> **DIRECTIONS FOR THIS TASK**
Extract from the listing each line in which the word "aaral" appears.

[Records from a dataset]

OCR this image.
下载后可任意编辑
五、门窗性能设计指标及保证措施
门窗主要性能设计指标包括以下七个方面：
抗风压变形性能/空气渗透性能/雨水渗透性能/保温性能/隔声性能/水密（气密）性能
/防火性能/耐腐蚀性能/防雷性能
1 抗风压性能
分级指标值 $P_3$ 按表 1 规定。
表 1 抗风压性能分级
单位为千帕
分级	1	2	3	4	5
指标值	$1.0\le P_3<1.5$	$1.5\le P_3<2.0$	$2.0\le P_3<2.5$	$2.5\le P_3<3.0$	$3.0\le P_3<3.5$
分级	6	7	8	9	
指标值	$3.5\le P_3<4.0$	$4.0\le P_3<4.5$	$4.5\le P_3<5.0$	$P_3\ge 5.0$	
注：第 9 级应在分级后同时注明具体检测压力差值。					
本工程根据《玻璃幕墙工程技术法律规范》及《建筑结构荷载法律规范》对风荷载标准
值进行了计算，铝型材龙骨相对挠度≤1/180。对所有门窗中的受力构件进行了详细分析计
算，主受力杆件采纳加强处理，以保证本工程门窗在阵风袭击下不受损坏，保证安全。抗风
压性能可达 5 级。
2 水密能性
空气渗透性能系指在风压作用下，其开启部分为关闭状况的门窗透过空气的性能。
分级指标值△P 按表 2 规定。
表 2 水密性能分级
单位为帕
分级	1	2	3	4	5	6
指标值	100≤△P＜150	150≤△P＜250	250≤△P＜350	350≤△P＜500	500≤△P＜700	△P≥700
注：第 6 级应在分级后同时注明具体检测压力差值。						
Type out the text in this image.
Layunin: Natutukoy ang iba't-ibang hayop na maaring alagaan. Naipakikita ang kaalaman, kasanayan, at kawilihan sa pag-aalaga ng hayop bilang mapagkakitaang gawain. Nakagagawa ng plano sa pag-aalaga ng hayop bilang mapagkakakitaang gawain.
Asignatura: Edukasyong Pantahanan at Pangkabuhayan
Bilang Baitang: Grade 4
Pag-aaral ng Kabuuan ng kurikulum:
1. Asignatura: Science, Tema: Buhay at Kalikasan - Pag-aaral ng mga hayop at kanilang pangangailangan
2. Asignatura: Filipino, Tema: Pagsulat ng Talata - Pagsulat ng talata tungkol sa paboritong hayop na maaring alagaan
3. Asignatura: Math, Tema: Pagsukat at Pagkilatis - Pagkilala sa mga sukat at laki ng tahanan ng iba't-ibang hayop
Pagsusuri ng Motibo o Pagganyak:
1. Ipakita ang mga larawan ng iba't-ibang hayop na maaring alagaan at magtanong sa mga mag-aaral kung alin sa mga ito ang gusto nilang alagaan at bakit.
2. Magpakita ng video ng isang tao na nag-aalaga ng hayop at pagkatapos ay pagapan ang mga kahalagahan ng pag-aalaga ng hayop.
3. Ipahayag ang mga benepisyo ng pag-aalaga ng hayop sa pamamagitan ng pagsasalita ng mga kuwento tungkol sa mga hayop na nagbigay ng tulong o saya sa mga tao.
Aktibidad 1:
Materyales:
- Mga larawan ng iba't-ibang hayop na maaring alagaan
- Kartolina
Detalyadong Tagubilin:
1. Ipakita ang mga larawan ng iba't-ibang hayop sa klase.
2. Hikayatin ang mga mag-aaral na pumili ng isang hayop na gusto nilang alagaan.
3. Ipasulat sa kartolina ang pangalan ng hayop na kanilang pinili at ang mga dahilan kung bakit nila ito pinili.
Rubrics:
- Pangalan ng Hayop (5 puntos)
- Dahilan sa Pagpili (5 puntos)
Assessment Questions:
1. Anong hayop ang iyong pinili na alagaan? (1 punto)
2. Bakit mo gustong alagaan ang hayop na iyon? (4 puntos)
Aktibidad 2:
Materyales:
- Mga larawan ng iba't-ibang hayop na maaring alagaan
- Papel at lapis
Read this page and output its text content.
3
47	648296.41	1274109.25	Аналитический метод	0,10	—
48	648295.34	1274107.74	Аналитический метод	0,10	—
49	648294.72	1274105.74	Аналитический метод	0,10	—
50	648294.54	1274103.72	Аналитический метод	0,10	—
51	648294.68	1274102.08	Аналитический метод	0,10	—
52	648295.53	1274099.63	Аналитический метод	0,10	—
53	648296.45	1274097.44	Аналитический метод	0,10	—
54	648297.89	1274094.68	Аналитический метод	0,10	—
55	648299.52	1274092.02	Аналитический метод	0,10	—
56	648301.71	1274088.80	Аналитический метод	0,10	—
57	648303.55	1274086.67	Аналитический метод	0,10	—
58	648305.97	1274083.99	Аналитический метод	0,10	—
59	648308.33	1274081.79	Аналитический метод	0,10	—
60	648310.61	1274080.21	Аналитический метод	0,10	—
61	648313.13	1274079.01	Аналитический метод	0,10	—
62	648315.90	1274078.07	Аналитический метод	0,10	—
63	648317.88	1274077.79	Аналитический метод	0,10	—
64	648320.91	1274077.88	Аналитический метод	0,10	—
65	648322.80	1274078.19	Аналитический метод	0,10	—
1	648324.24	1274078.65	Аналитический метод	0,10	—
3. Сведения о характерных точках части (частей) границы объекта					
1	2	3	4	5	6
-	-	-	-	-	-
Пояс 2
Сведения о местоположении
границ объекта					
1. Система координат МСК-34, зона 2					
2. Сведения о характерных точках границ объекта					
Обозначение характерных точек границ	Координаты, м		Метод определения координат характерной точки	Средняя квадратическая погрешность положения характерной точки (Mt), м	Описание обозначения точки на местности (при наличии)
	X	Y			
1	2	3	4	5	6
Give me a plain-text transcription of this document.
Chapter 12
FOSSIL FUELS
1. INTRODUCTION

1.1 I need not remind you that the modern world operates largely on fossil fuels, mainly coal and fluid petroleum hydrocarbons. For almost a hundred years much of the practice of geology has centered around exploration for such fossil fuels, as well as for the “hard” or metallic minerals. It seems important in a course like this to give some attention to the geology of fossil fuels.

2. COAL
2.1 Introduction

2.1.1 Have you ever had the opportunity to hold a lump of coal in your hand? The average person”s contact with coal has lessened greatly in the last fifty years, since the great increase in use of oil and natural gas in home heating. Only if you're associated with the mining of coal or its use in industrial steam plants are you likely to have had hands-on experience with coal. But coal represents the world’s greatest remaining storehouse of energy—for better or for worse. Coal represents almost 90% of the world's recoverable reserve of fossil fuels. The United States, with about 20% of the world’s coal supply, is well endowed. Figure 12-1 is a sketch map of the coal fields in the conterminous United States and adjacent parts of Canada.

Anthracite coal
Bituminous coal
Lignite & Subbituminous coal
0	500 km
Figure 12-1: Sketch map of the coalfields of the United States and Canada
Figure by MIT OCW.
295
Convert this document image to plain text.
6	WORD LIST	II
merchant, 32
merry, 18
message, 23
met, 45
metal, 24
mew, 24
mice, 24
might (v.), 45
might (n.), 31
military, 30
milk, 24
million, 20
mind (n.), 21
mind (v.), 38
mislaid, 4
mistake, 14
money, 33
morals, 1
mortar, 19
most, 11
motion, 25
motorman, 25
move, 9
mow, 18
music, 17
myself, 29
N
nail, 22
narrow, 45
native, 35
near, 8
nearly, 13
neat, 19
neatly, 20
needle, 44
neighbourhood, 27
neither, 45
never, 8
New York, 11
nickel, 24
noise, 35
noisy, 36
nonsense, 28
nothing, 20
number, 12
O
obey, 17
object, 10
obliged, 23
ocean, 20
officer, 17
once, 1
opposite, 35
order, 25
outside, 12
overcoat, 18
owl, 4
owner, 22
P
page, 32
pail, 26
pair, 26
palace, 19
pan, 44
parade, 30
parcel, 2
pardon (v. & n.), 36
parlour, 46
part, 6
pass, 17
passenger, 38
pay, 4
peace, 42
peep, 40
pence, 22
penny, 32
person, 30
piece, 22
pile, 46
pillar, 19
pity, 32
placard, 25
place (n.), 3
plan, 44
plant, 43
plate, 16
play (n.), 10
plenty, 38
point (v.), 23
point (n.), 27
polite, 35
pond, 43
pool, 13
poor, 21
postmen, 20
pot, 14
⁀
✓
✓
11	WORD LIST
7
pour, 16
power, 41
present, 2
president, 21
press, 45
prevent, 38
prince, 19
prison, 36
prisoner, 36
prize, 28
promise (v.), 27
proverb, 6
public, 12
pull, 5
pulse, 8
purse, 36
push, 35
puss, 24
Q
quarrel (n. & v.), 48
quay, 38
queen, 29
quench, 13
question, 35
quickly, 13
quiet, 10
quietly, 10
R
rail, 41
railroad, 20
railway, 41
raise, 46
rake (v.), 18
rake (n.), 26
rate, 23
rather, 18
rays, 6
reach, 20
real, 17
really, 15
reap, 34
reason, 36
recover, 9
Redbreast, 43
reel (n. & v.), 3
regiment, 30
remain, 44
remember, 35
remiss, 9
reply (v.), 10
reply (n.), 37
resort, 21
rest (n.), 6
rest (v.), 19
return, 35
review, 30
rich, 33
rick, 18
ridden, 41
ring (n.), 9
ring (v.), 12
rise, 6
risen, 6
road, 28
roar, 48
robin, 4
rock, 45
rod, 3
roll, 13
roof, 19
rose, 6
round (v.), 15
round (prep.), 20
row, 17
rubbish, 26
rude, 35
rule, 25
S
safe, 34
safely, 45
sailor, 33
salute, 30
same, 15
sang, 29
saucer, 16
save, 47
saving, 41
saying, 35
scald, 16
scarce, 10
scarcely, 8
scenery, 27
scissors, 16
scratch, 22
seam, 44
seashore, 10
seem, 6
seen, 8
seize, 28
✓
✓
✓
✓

> **SOLUTION BELOW**
Pag-aaral ng Kabuuan ng kurikulum:
1. Asignatura: Science, Tema: Buhay at Kalikasan - Pag-aaral ng mga hayop at kanilang pangangailangan
1. Ipakita ang mga larawan ng iba't-ibang hayop na maaring alagaan at magtanong sa mga mag-aaral kung alin sa mga ito ang gusto nilang alagaan at bakit.
2. Hikayatin ang mga mag-aaral na pumili ng isang hayop na gusto nilang alagaan.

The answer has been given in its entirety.